#### [Bounding box entries]
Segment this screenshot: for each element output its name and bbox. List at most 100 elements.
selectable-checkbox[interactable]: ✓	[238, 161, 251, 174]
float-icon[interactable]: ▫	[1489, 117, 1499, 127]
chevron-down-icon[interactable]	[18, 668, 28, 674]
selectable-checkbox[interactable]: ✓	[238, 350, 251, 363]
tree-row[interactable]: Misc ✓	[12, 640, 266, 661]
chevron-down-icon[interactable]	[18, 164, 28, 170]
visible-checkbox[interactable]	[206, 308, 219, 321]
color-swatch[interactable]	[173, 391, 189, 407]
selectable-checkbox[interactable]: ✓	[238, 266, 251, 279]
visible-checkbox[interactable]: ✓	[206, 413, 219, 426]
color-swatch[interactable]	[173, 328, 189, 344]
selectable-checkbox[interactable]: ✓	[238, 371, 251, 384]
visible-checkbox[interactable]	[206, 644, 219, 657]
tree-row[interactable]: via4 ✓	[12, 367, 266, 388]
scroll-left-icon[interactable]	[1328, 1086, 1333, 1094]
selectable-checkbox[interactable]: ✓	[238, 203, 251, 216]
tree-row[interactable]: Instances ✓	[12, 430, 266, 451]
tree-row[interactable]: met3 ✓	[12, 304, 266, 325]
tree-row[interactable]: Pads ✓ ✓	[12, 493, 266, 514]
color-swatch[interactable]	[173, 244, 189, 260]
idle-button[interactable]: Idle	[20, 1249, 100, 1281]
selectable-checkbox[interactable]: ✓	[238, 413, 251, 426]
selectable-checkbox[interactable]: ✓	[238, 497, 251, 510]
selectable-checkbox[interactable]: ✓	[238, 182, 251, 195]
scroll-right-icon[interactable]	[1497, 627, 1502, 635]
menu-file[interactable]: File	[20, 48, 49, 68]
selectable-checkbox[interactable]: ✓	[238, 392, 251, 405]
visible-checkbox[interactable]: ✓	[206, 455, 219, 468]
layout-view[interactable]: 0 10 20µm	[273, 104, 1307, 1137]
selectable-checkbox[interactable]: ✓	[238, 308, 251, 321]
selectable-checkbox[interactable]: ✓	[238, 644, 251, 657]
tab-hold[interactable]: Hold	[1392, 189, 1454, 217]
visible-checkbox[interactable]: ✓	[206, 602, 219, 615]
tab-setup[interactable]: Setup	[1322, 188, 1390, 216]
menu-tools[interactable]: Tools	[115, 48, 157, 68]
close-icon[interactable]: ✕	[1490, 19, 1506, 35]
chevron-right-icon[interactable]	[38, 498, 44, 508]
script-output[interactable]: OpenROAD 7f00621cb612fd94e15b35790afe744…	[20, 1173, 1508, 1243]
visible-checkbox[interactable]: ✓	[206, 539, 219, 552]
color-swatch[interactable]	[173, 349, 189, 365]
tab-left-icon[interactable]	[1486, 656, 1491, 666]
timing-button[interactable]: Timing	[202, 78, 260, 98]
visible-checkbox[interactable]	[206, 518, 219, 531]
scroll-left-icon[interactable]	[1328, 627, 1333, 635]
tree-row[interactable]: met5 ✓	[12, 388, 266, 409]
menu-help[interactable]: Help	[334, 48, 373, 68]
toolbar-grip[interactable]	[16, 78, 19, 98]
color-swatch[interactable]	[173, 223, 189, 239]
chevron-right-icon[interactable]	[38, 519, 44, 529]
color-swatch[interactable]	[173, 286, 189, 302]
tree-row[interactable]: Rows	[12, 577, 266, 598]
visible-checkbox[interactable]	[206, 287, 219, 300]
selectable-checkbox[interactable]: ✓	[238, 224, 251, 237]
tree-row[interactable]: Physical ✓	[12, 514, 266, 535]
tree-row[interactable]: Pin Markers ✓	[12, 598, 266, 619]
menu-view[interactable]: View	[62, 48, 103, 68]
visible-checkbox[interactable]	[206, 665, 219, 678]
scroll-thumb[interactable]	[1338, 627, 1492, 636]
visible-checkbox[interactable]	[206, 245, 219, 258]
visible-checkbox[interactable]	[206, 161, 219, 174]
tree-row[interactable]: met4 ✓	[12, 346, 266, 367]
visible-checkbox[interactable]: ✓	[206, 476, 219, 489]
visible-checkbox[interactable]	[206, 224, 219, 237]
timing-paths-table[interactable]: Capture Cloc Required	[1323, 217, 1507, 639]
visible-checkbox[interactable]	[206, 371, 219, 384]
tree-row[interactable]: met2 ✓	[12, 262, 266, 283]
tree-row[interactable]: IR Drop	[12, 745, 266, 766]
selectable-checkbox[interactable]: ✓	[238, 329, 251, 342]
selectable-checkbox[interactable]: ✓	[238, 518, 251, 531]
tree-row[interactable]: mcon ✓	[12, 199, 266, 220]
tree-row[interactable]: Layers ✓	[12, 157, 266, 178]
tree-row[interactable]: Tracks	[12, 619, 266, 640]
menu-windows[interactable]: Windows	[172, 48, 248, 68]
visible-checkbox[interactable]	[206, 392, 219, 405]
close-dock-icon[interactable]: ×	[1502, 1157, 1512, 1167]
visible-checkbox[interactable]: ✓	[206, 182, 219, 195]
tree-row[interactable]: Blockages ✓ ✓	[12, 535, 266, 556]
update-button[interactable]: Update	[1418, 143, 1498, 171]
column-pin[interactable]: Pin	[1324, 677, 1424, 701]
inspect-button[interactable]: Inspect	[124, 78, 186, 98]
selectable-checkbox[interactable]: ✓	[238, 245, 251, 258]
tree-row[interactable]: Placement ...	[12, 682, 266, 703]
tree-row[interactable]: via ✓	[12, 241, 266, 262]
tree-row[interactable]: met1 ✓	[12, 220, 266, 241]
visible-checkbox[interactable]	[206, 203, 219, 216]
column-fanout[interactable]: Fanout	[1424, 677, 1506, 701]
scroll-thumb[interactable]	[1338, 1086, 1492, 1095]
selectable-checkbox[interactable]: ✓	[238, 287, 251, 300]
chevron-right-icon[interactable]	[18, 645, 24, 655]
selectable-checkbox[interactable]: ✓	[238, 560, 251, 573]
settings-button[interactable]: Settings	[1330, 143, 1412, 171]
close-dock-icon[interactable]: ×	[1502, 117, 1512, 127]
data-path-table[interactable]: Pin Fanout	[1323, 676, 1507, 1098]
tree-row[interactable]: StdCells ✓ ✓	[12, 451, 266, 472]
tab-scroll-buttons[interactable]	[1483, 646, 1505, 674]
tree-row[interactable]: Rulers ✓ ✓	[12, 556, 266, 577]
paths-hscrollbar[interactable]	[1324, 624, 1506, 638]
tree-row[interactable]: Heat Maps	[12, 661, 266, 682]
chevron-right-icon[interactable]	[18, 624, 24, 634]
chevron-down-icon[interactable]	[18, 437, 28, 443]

#### [Job]
Give the lines of the records as a JSON list of strings, one string per line with blank lines left out. Start at the first line and stop after the line that contains "392, 251, 405]", including both ends.

#### [Written reply]
[
  "Segment this screenshot: for each element output its name and bbox. List at most 100 elements.",
  "selectable-checkbox[interactable]: ✓\t[238, 161, 251, 174]",
  "float-icon[interactable]: ▫\t[1489, 117, 1499, 127]",
  "chevron-down-icon[interactable]\t[18, 668, 28, 674]",
  "selectable-checkbox[interactable]: ✓\t[238, 350, 251, 363]",
  "tree-row[interactable]: Misc ✓\t[12, 640, 266, 661]",
  "chevron-down-icon[interactable]\t[18, 164, 28, 170]",
  "visible-checkbox[interactable]\t[206, 308, 219, 321]",
  "color-swatch[interactable]\t[173, 391, 189, 407]",
  "selectable-checkbox[interactable]: ✓\t[238, 266, 251, 279]",
  "visible-checkbox[interactable]: ✓\t[206, 413, 219, 426]",
  "color-swatch[interactable]\t[173, 328, 189, 344]",
  "selectable-checkbox[interactable]: ✓\t[238, 371, 251, 384]",
  "visible-checkbox[interactable]\t[206, 644, 219, 657]",
  "tree-row[interactable]: via4 ✓\t[12, 367, 266, 388]",
  "scroll-left-icon[interactable]\t[1328, 1086, 1333, 1094]",
  "selectable-checkbox[interactable]: ✓\t[238, 203, 251, 216]",
  "tree-row[interactable]: Instances ✓\t[12, 430, 266, 451]",
  "tree-row[interactable]: met3 ✓\t[12, 304, 266, 325]",
  "tree-row[interactable]: Pads ✓ ✓\t[12, 493, 266, 514]",
  "color-swatch[interactable]\t[173, 244, 189, 260]",
  "idle-button[interactable]: Idle\t[20, 1249, 100, 1281]",
  "selectable-checkbox[interactable]: ✓\t[238, 413, 251, 426]",
  "selectable-checkbox[interactable]: ✓\t[238, 497, 251, 510]",
  "selectable-checkbox[interactable]: ✓\t[238, 182, 251, 195]",
  "scroll-right-icon[interactable]\t[1497, 627, 1502, 635]",
  "menu-file[interactable]: File\t[20, 48, 49, 68]",
  "selectable-checkbox[interactable]: ✓\t[238, 392, 251, 405]"
]